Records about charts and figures

--

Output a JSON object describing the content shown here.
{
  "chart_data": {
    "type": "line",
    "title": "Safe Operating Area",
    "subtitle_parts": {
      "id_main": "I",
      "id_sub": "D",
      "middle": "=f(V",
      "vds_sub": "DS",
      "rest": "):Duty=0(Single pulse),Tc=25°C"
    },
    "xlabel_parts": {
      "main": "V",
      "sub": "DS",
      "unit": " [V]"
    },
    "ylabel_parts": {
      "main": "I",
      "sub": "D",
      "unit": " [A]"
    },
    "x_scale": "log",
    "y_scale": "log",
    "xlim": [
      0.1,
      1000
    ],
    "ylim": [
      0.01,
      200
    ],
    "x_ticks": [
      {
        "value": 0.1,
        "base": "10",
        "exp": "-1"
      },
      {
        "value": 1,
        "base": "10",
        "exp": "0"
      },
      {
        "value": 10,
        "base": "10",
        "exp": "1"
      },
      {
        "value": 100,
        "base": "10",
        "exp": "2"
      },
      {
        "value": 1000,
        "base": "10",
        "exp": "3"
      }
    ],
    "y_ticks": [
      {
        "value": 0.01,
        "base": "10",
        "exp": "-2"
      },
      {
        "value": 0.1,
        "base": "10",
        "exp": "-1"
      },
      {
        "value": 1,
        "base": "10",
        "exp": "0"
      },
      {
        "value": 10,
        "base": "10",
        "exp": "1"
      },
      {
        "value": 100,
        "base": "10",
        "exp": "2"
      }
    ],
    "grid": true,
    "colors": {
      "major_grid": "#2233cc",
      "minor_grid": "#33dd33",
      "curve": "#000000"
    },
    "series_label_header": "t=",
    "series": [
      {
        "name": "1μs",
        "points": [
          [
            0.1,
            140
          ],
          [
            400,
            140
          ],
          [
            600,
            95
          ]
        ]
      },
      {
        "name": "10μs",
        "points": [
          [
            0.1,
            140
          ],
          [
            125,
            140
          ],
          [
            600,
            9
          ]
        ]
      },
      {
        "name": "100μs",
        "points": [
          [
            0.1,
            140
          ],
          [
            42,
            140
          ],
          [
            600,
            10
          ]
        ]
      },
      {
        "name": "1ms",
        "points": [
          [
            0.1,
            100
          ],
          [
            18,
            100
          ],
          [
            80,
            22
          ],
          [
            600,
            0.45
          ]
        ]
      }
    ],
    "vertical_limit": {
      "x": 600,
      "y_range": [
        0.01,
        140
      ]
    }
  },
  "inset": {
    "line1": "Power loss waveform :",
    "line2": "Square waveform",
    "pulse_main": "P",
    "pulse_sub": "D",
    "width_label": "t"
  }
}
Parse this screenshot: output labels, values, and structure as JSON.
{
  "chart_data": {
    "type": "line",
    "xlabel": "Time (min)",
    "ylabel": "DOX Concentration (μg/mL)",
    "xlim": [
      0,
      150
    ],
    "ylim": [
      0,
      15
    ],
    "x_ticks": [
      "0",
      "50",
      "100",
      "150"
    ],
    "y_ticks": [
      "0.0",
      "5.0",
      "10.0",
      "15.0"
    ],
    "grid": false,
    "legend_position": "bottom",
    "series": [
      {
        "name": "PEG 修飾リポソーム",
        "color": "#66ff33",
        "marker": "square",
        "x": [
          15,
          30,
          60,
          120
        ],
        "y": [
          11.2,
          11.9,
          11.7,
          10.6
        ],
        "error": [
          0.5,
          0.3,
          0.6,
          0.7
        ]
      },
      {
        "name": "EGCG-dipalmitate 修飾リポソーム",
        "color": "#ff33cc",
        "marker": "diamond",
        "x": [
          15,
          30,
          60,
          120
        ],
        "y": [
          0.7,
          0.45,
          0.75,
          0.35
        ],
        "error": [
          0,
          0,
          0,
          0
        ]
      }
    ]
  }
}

--

*TASK:*
Write the data back out verbatim.

*OUTPUT FOR THIS EXERCISE:*
Output a JSON object describing the content shown here.
{
  "chart_data": {
    "type": "line",
    "title": "Safe Operating Area",
    "subtitle_parts": {
      "id_main": "I",
      "id_sub": "D",
      "middle": "=f(V",
      "vds_sub": "DS",
      "rest": "):Duty=0(Single pulse),Tc=25°C"
    },
    "xlabel_parts": {
      "main": "V",
      "sub": "DS",
      "unit": " [V]"
    },
    "ylabel_parts": {
      "main": "I",
      "sub": "D",
      "unit": " [A]"
    },
    "x_scale": "log",
    "y_scale": "log",
    "xlim": [
      0.1,
      1000
    ],
    "ylim": [
      0.01,
      200
    ],
    "x_ticks": [
      {
        "value": 0.1,
        "base": "10",
        "exp": "-1"
      },
      {
        "value": 1,
        "base": "10",
        "exp": "0"
      },
      {
        "value": 10,
        "base": "10",
        "exp": "1"
      },
      {
        "value": 100,
        "base": "10",
        "exp": "2"
      },
      {
        "value": 1000,
        "base": "10",
        "exp": "3"
      }
    ],
    "y_ticks": [
      {
        "value": 0.01,
        "base": "10",
        "exp": "-2"
      },
      {
        "value": 0.1,
        "base": "10",
        "exp": "-1"
      },
      {
        "value": 1,
        "base": "10",
        "exp": "0"
      },
      {
        "value": 10,
        "base": "10",
        "exp": "1"
      },
      {
        "value": 100,
        "base": "10",
        "exp": "2"
      }
    ],
    "grid": true,
    "colors": {
      "major_grid": "#2233cc",
      "minor_grid": "#33dd33",
      "curve": "#000000"
    },
    "series_label_header": "t=",
    "series": [
      {
        "name": "1μs",
        "points": [
          [
            0.1,
            140
          ],
          [
            400,
            140
          ],
          [
            600,
            95
          ]
        ]
      },
      {
        "name": "10μs",
        "points": [
          [
            0.1,
            140
          ],
          [
            125,
            140
          ],
          [
            600,
            9
          ]
        ]
      },
      {
        "name": "100μs",
        "points": [
          [
            0.1,
            140
          ],
          [
            42,
            140
          ],
          [
            600,
            10
          ]
        ]
      },
      {
        "name": "1ms",
        "points": [
          [
            0.1,
            100
          ],
          [
            18,
            100
          ],
          [
            80,
            22
          ],
          [
            600,
            0.45
          ]
        ]
      }
    ],
    "vertical_limit": {
      "x": 600,
      "y_range": [
        0.01,
        140
      ]
    }
  },
  "inset": {
    "line1": "Power loss waveform :",
    "line2": "Square waveform",
    "pulse_main": "P",
    "pulse_sub": "D",
    "width_label": "t"
  }
}
Parse this screenshot: output labels, values, and structure as JSON.
{
  "chart_data": {
    "type": "line",
    "xlabel": "Time (min)",
    "ylabel": "DOX Concentration (μg/mL)",
    "xlim": [
      0,
      150
    ],
    "ylim": [
      0,
      15
    ],
    "x_ticks": [
      "0",
      "50",
      "100",
      "150"
    ],
    "y_ticks": [
      "0.0",
      "5.0",
      "10.0",
      "15.0"
    ],
    "grid": false,
    "legend_position": "bottom",
    "series": [
      {
        "name": "PEG 修飾リポソーム",
        "color": "#66ff33",
        "marker": "square",
        "x": [
          15,
          30,
          60,
          120
        ],
        "y": [
          11.2,
          11.9,
          11.7,
          10.6
        ],
        "error": [
          0.5,
          0.3,
          0.6,
          0.7
        ]
      },
      {
        "name": "EGCG-dipalmitate 修飾リポソーム",
        "color": "#ff33cc",
        "marker": "diamond",
        "x": [
          15,
          30,
          60,
          120
        ],
        "y": [
          0.7,
          0.45,
          0.75,
          0.35
        ],
        "error": [
          0,
          0,
          0,
          0
        ]
      }
    ]
  }
}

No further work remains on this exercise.